_Set exercise:_
Starting at the line that contains "Read this page and output its text content.", restate each line word for word through the final line of the data, keeping both ends.

_Recorded data:_
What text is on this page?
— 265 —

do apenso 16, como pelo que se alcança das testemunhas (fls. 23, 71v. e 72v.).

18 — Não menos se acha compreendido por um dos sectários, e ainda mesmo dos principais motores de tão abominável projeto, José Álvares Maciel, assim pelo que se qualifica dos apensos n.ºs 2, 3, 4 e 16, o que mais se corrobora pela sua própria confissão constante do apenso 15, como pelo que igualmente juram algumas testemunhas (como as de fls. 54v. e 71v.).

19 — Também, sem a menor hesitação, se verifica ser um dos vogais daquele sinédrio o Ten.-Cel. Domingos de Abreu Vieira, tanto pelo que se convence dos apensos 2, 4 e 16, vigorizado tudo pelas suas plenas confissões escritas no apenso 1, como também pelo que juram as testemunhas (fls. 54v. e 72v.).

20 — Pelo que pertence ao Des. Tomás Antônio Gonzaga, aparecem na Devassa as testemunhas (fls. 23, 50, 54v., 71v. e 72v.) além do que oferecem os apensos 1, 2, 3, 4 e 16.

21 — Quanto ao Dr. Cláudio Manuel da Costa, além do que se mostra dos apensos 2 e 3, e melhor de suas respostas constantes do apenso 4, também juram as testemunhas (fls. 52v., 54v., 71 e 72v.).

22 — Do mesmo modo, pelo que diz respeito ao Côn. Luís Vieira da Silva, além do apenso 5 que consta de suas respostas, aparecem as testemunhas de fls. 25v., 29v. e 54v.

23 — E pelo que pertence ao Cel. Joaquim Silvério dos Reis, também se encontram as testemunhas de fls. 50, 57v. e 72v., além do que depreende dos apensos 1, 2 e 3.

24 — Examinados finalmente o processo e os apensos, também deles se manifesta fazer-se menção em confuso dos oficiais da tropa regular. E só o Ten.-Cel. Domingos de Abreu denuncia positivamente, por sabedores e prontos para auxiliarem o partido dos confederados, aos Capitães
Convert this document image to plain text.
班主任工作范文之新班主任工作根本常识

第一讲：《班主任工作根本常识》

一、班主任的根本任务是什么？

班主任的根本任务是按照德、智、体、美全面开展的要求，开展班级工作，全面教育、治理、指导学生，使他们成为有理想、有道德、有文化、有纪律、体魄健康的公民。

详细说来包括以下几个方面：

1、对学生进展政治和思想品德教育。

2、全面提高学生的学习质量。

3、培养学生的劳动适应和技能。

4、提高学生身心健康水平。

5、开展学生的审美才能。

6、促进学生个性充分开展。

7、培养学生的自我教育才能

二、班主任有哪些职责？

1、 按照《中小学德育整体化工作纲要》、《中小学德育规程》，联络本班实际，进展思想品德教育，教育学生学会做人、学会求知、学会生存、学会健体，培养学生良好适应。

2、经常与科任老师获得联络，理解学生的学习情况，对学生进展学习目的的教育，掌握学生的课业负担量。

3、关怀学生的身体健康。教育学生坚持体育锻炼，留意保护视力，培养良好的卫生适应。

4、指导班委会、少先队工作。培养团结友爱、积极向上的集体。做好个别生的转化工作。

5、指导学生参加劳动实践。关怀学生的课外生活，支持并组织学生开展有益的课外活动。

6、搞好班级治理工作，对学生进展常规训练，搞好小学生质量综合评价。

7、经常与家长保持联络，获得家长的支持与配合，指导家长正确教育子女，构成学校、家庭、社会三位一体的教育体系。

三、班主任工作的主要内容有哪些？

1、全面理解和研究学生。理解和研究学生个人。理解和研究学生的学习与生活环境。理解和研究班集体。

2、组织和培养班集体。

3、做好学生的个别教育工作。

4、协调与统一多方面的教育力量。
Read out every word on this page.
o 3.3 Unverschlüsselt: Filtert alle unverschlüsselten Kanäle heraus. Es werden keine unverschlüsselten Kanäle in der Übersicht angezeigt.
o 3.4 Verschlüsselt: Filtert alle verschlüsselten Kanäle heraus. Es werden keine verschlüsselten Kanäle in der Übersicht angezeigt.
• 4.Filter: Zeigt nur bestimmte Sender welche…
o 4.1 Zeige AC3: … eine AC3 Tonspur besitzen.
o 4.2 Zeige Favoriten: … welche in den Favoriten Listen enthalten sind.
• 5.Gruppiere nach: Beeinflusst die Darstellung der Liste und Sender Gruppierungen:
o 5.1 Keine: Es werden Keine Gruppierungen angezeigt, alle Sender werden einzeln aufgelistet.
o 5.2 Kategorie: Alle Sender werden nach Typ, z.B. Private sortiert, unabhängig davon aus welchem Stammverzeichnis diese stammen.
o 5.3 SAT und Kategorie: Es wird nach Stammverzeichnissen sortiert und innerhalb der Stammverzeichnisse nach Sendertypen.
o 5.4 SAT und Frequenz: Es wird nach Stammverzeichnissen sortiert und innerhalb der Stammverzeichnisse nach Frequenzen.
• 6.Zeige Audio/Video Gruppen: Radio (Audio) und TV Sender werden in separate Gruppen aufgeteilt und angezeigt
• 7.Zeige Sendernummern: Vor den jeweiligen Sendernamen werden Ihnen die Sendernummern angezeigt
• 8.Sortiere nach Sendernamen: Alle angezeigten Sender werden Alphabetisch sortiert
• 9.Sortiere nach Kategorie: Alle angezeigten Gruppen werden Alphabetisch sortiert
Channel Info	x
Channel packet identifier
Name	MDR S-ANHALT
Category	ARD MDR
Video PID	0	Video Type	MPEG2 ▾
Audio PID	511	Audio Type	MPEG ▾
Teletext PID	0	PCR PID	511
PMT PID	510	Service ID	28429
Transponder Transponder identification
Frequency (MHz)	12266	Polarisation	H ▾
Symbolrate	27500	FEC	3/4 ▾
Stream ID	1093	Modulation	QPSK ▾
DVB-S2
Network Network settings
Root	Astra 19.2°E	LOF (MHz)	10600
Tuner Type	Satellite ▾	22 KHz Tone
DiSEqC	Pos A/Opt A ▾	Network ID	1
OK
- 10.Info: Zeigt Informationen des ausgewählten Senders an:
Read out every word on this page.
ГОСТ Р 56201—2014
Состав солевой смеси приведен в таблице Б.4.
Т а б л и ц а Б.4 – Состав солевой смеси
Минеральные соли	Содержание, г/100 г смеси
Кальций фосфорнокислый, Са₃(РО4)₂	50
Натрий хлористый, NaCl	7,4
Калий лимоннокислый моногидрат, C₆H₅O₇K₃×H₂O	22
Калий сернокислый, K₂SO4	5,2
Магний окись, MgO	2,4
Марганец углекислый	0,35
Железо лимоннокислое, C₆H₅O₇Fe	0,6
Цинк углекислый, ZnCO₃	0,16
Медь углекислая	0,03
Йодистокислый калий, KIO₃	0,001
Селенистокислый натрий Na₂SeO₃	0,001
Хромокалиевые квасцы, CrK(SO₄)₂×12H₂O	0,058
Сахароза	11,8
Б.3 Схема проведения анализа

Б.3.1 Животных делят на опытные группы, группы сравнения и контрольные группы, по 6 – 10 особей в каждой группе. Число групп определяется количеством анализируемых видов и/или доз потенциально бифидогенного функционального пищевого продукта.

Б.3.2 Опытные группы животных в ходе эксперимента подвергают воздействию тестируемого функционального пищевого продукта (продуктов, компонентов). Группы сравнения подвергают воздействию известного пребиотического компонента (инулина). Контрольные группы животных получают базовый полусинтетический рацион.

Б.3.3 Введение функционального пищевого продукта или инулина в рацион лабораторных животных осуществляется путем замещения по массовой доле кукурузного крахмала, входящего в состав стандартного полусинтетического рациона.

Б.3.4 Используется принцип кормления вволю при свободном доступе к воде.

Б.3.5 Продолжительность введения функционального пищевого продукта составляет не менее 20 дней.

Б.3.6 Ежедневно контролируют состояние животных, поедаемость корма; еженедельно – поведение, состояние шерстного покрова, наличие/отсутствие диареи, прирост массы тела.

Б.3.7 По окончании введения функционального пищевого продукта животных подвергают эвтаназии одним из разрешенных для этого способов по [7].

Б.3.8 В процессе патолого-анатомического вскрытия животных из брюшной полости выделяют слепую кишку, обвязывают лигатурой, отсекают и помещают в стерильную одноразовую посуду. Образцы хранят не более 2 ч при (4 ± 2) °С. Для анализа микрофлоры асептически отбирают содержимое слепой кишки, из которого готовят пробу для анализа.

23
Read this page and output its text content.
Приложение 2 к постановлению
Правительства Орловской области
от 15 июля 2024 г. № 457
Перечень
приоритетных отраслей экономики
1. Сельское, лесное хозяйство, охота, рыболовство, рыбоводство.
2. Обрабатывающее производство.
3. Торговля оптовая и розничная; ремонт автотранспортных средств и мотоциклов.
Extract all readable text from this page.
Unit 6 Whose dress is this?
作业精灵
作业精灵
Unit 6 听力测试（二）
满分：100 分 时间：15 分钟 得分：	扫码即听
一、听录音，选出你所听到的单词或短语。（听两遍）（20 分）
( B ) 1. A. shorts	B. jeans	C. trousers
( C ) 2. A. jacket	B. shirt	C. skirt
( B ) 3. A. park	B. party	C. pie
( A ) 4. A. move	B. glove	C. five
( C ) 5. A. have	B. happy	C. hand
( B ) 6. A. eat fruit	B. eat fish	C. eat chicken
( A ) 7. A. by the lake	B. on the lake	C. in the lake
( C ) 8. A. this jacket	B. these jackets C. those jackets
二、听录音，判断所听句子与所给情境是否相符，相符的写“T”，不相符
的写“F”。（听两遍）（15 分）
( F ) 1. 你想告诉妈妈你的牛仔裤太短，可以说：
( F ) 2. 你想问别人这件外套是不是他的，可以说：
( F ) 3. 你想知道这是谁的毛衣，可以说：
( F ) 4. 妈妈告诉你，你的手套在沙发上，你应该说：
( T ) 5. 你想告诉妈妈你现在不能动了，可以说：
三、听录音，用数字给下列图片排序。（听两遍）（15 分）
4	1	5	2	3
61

_Task response:_
Read this page and output its text content.
Приложение 2 к постановлению
Правительства Орловской области
от 15 июля 2024 г. № 457
Перечень
приоритетных отраслей экономики
1. Сельское, лесное хозяйство, охота, рыболовство, рыбоводство.
2. Обрабатывающее производство.
3. Торговля оптовая и розничная; ремонт автотранспортных средств и мотоциклов.
Extract all readable text from this page.
Unit 6 Whose dress is this?
作业精灵
作业精灵
Unit 6 听力测试（二）
满分：100 分 时间：15 分钟 得分：	扫码即听
一、听录音，选出你所听到的单词或短语。（听两遍）（20 分）
( B ) 1. A. shorts	B. jeans	C. trousers
( C ) 2. A. jacket	B. shirt	C. skirt
( B ) 3. A. park	B. party	C. pie
( A ) 4. A. move	B. glove	C. five
( C ) 5. A. have	B. happy	C. hand
( B ) 6. A. eat fruit	B. eat fish	C. eat chicken
( A ) 7. A. by the lake	B. on the lake	C. in the lake
( C ) 8. A. this jacket	B. these jackets C. those jackets
二、听录音，判断所听句子与所给情境是否相符，相符的写“T”，不相符
的写“F”。（听两遍）（15 分）
( F ) 1. 你想告诉妈妈你的牛仔裤太短，可以说：
( F ) 2. 你想问别人这件外套是不是他的，可以说：
( F ) 3. 你想知道这是谁的毛衣，可以说：
( F ) 4. 妈妈告诉你，你的手套在沙发上，你应该说：
( T ) 5. 你想告诉妈妈你现在不能动了，可以说：
三、听录音，用数字给下列图片排序。（听两遍）（15 分）
4	1	5	2	3
61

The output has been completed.